• _What you should do_: Tally every line of the listing below that holds "subtitle", then give the tally alone.

**** Data provided ****

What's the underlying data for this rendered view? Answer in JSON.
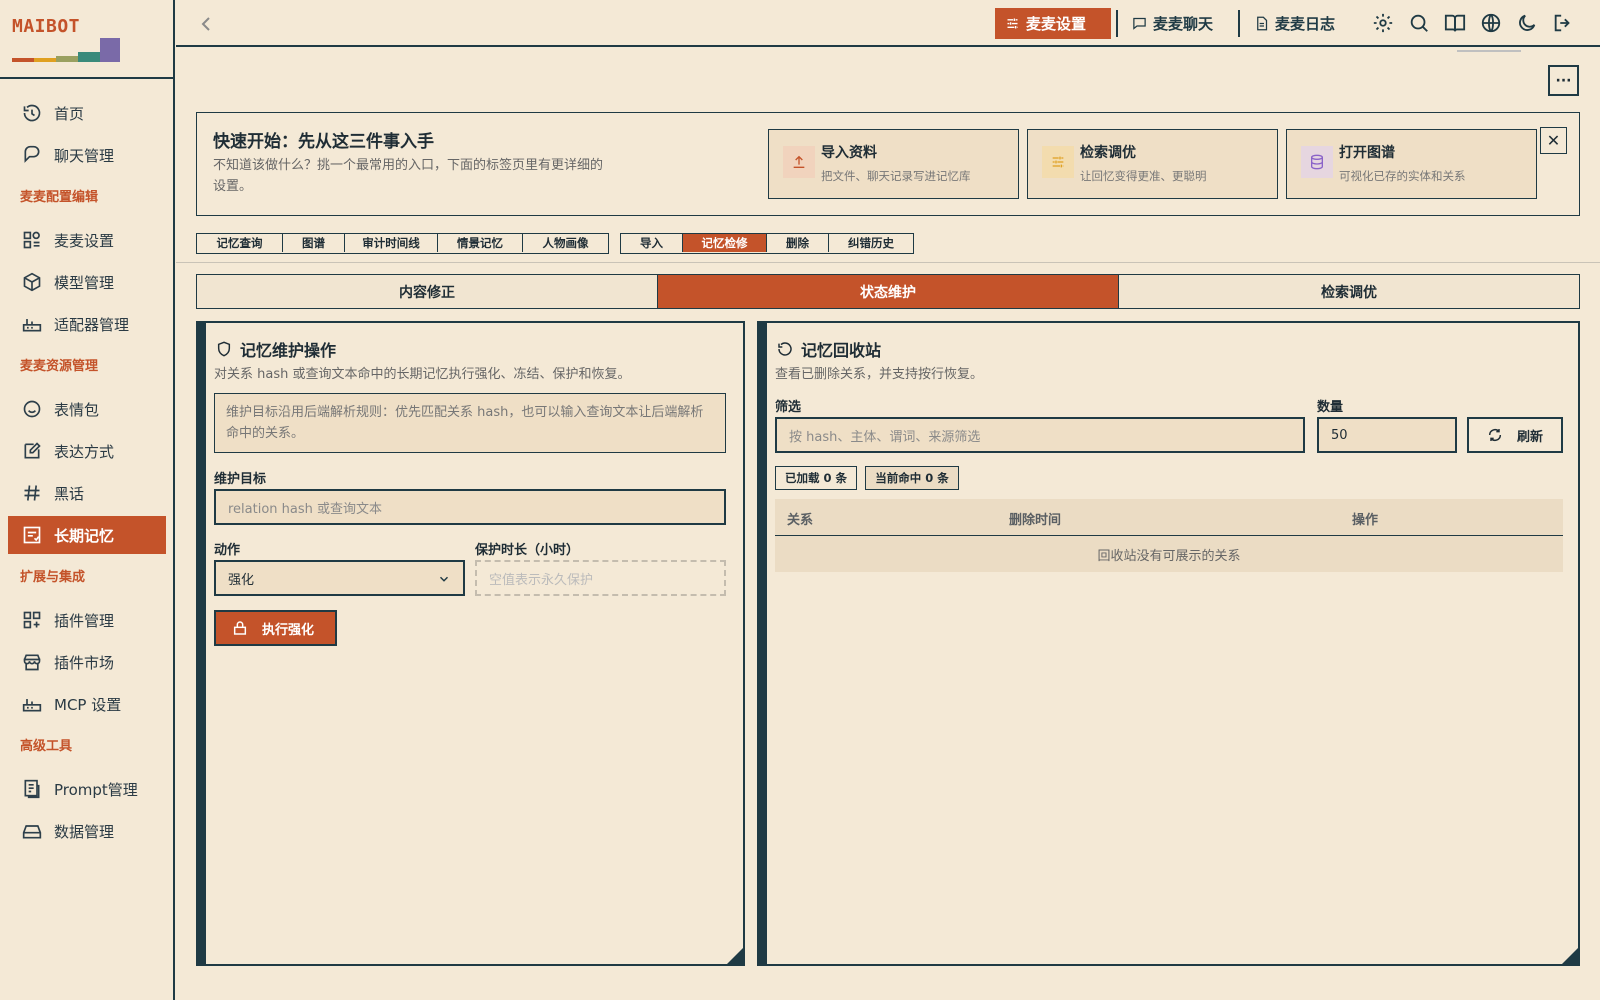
{
  "app": {
    "logo": "MAIBOT"
  },
  "colors": {
    "accent": "#c4532a",
    "ink": "#1f3a44",
    "background": "#f4e9d6"
  },
  "sidebar": {
    "items": [
      {
        "label": "首页",
        "icon": "history-icon"
      },
      {
        "label": "聊天管理",
        "icon": "chat-bubble-icon"
      },
      {
        "group": "麦麦配置编辑"
      },
      {
        "label": "麦麦设置",
        "icon": "settings-grid-icon"
      },
      {
        "label": "模型管理",
        "icon": "cube-icon"
      },
      {
        "label": "适配器管理",
        "icon": "router-icon"
      },
      {
        "group": "麦麦资源管理"
      },
      {
        "label": "表情包",
        "icon": "smiley-icon"
      },
      {
        "label": "表达方式",
        "icon": "edit-note-icon"
      },
      {
        "label": "黑话",
        "icon": "hash-icon"
      },
      {
        "label": "长期记忆",
        "icon": "memory-icon",
        "active": true
      },
      {
        "group": "扩展与集成"
      },
      {
        "label": "插件管理",
        "icon": "plugin-grid-icon"
      },
      {
        "label": "插件市场",
        "icon": "store-icon"
      },
      {
        "label": "MCP 设置",
        "icon": "router-icon"
      },
      {
        "group": "高级工具"
      },
      {
        "label": "Prompt管理",
        "icon": "document-icon"
      },
      {
        "label": "数据管理",
        "icon": "drive-icon"
      }
    ]
  },
  "topbar": {
    "tabs": [
      {
        "label": "麦麦设置",
        "icon": "sliders-icon",
        "active": true
      },
      {
        "label": "麦麦聊天",
        "icon": "chat-icon"
      },
      {
        "label": "麦麦日志",
        "icon": "file-icon"
      }
    ],
    "icons": [
      "gear-icon",
      "search-icon",
      "book-icon",
      "globe-icon",
      "moon-icon",
      "logout-icon"
    ],
    "more": "···"
  },
  "quick_start": {
    "title": "快速开始：先从这三件事入手",
    "description": "不知道该做什么？挑一个最常用的入口，下面的标签页里有更详细的设置。",
    "cards": [
      {
        "title": "导入资料",
        "desc": "把文件、聊天记录写进记忆库",
        "icon": "upload-icon",
        "color": "#c4532a",
        "bg": "#f1d3bd"
      },
      {
        "title": "检索调优",
        "desc": "让回忆变得更准、更聪明",
        "icon": "sliders-icon",
        "color": "#e0a020",
        "bg": "#f3dcae"
      },
      {
        "title": "打开图谱",
        "desc": "可视化已存的实体和关系",
        "icon": "database-icon",
        "color": "#8a62c8",
        "bg": "#e6d6e0"
      }
    ],
    "close": "✕"
  },
  "tab_group_a": [
    "记忆查询",
    "图谱",
    "审计时间线",
    "情景记忆",
    "人物画像"
  ],
  "tab_group_b": [
    "导入",
    "记忆检修",
    "删除",
    "纠错历史"
  ],
  "tab_group_b_active": 1,
  "sub_tabs": [
    "内容修正",
    "状态维护",
    "检索调优"
  ],
  "sub_tabs_active": 1,
  "maintenance": {
    "title": "记忆维护操作",
    "subtitle": "对关系 hash 或查询文本命中的长期记忆执行强化、冻结、保护和恢复。",
    "note": "维护目标沿用后端解析规则：优先匹配关系 hash，也可以输入查询文本让后端解析命中的关系。",
    "target_label": "维护目标",
    "target_placeholder": "relation hash 或查询文本",
    "action_label": "动作",
    "action_value": "强化",
    "duration_label": "保护时长（小时）",
    "duration_placeholder": "空值表示永久保护",
    "execute_label": "执行强化"
  },
  "recycle": {
    "title": "记忆回收站",
    "subtitle": "查看已删除关系，并支持按行恢复。",
    "filter_label": "筛选",
    "filter_placeholder": "按 hash、主体、谓词、来源筛选",
    "count_label": "数量",
    "count_value": "50",
    "refresh_label": "刷新",
    "loaded_badge": "已加载 0 条",
    "hit_badge": "当前命中 0 条",
    "columns": [
      "关系",
      "删除时间",
      "操作"
    ],
    "empty": "回收站没有可展示的关系"
  }
}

****

• _Response_: 2